DATA SHOWN:

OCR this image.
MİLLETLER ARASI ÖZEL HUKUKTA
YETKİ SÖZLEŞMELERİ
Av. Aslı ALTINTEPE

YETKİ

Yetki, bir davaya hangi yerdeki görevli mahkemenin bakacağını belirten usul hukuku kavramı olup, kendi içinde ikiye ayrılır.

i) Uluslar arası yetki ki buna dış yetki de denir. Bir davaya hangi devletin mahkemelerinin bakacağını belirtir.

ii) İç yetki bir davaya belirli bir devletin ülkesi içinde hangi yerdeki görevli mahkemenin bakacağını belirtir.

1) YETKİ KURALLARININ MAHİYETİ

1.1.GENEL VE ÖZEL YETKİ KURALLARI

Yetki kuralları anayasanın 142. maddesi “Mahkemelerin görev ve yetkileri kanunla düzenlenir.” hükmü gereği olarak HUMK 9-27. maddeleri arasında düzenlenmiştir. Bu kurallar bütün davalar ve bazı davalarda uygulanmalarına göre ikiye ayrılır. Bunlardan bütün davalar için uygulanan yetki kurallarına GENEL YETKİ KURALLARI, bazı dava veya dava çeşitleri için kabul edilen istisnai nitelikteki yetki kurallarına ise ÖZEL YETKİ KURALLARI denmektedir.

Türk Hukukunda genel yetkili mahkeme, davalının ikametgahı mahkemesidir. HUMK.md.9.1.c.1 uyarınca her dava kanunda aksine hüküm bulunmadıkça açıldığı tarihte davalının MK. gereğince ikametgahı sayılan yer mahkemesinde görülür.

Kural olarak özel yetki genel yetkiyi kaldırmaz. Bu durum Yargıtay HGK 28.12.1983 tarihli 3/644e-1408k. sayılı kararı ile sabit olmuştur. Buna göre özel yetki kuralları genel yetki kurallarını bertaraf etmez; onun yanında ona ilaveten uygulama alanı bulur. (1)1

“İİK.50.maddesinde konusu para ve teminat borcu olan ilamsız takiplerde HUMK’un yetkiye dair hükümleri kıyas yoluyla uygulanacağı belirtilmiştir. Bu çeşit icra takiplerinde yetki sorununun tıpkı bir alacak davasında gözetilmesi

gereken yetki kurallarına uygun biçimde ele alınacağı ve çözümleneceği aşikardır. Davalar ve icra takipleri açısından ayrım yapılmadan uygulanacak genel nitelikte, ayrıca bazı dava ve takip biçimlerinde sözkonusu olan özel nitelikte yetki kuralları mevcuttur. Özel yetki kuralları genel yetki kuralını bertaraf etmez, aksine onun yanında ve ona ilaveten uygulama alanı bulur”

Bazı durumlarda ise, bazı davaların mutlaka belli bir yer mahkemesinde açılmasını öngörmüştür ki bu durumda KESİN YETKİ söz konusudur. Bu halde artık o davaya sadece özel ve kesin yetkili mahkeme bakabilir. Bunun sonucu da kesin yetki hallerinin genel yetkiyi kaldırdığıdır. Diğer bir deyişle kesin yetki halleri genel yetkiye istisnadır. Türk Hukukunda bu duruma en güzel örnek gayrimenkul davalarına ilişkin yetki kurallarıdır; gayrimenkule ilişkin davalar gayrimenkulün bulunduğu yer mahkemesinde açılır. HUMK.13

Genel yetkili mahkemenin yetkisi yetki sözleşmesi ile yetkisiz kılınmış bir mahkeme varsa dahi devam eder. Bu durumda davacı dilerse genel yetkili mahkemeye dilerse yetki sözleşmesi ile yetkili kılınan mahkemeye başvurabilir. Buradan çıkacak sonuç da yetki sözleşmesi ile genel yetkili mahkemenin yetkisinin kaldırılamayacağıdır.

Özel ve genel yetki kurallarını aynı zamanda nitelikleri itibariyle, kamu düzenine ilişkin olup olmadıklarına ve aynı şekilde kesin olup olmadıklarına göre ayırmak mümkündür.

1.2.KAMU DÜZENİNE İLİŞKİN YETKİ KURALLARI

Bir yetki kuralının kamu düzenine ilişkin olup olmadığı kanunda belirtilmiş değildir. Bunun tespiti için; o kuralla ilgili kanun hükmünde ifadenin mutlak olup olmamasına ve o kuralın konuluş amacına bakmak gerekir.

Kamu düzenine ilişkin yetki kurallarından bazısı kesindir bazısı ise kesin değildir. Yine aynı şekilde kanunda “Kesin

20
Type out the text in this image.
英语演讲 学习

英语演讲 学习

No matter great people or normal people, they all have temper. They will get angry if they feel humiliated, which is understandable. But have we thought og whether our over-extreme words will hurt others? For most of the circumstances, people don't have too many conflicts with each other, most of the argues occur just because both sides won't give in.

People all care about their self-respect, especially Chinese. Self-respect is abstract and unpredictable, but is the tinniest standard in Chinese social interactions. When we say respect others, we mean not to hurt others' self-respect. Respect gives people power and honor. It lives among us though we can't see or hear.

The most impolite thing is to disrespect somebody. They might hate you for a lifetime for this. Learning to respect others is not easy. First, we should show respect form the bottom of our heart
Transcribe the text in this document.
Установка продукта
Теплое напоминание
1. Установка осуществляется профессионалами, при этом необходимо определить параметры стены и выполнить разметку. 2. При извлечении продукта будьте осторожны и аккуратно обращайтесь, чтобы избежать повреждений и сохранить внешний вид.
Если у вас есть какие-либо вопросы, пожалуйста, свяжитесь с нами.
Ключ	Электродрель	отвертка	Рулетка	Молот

OBJECTIVE:
Copy all the records above exactly, missing none.

WRITTEN ANSWER:
OCR this image.
MİLLETLER ARASI ÖZEL HUKUKTA
YETKİ SÖZLEŞMELERİ
Av. Aslı ALTINTEPE

YETKİ

Yetki, bir davaya hangi yerdeki görevli mahkemenin bakacağını belirten usul hukuku kavramı olup, kendi içinde ikiye ayrılır.

i) Uluslar arası yetki ki buna dış yetki de denir. Bir davaya hangi devletin mahkemelerinin bakacağını belirtir.

ii) İç yetki bir davaya belirli bir devletin ülkesi içinde hangi yerdeki görevli mahkemenin bakacağını belirtir.

1) YETKİ KURALLARININ MAHİYETİ

1.1.GENEL VE ÖZEL YETKİ KURALLARI

Yetki kuralları anayasanın 142. maddesi “Mahkemelerin görev ve yetkileri kanunla düzenlenir.” hükmü gereği olarak HUMK 9-27. maddeleri arasında düzenlenmiştir. Bu kurallar bütün davalar ve bazı davalarda uygulanmalarına göre ikiye ayrılır. Bunlardan bütün davalar için uygulanan yetki kurallarına GENEL YETKİ KURALLARI, bazı dava veya dava çeşitleri için kabul edilen istisnai nitelikteki yetki kurallarına ise ÖZEL YETKİ KURALLARI denmektedir.

Türk Hukukunda genel yetkili mahkeme, davalının ikametgahı mahkemesidir. HUMK.md.9.1.c.1 uyarınca her dava kanunda aksine hüküm bulunmadıkça açıldığı tarihte davalının MK. gereğince ikametgahı sayılan yer mahkemesinde görülür.

Kural olarak özel yetki genel yetkiyi kaldırmaz. Bu durum Yargıtay HGK 28.12.1983 tarihli 3/644e-1408k. sayılı kararı ile sabit olmuştur. Buna göre özel yetki kuralları genel yetki kurallarını bertaraf etmez; onun yanında ona ilaveten uygulama alanı bulur. (1)1

“İİK.50.maddesinde konusu para ve teminat borcu olan ilamsız takiplerde HUMK’un yetkiye dair hükümleri kıyas yoluyla uygulanacağı belirtilmiştir. Bu çeşit icra takiplerinde yetki sorununun tıpkı bir alacak davasında gözetilmesi

gereken yetki kurallarına uygun biçimde ele alınacağı ve çözümleneceği aşikardır. Davalar ve icra takipleri açısından ayrım yapılmadan uygulanacak genel nitelikte, ayrıca bazı dava ve takip biçimlerinde sözkonusu olan özel nitelikte yetki kuralları mevcuttur. Özel yetki kuralları genel yetki kuralını bertaraf etmez, aksine onun yanında ve ona ilaveten uygulama alanı bulur”

Bazı durumlarda ise, bazı davaların mutlaka belli bir yer mahkemesinde açılmasını öngörmüştür ki bu durumda KESİN YETKİ söz konusudur. Bu halde artık o davaya sadece özel ve kesin yetkili mahkeme bakabilir. Bunun sonucu da kesin yetki hallerinin genel yetkiyi kaldırdığıdır. Diğer bir deyişle kesin yetki halleri genel yetkiye istisnadır. Türk Hukukunda bu duruma en güzel örnek gayrimenkul davalarına ilişkin yetki kurallarıdır; gayrimenkule ilişkin davalar gayrimenkulün bulunduğu yer mahkemesinde açılır. HUMK.13

Genel yetkili mahkemenin yetkisi yetki sözleşmesi ile yetkisiz kılınmış bir mahkeme varsa dahi devam eder. Bu durumda davacı dilerse genel yetkili mahkemeye dilerse yetki sözleşmesi ile yetkili kılınan mahkemeye başvurabilir. Buradan çıkacak sonuç da yetki sözleşmesi ile genel yetkili mahkemenin yetkisinin kaldırılamayacağıdır.

Özel ve genel yetki kurallarını aynı zamanda nitelikleri itibariyle, kamu düzenine ilişkin olup olmadıklarına ve aynı şekilde kesin olup olmadıklarına göre ayırmak mümkündür.

1.2.KAMU DÜZENİNE İLİŞKİN YETKİ KURALLARI

Bir yetki kuralının kamu düzenine ilişkin olup olmadığı kanunda belirtilmiş değildir. Bunun tespiti için; o kuralla ilgili kanun hükmünde ifadenin mutlak olup olmamasına ve o kuralın konuluş amacına bakmak gerekir.

Kamu düzenine ilişkin yetki kurallarından bazısı kesindir bazısı ise kesin değildir. Yine aynı şekilde kanunda “Kesin

20
Type out the text in this image.
英语演讲 学习

英语演讲 学习

No matter great people or normal people, they all have temper. They will get angry if they feel humiliated, which is understandable. But have we thought og whether our over-extreme words will hurt others? For most of the circumstances, people don't have too many conflicts with each other, most of the argues occur just because both sides won't give in.

People all care about their self-respect, especially Chinese. Self-respect is abstract and unpredictable, but is the tinniest standard in Chinese social interactions. When we say respect others, we mean not to hurt others' self-respect. Respect gives people power and honor. It lives among us though we can't see or hear.

The most impolite thing is to disrespect somebody. They might hate you for a lifetime for this. Learning to respect others is not easy. First, we should show respect form the bottom of our heart
Transcribe the text in this document.
Установка продукта
Теплое напоминание
1. Установка осуществляется профессионалами, при этом необходимо определить параметры стены и выполнить разметку. 2. При извлечении продукта будьте осторожны и аккуратно обращайтесь, чтобы избежать повреждений и сохранить внешний вид.
Если у вас есть какие-либо вопросы, пожалуйста, свяжитесь с нами.
Ключ	Электродрель	отвертка	Рулетка	Молот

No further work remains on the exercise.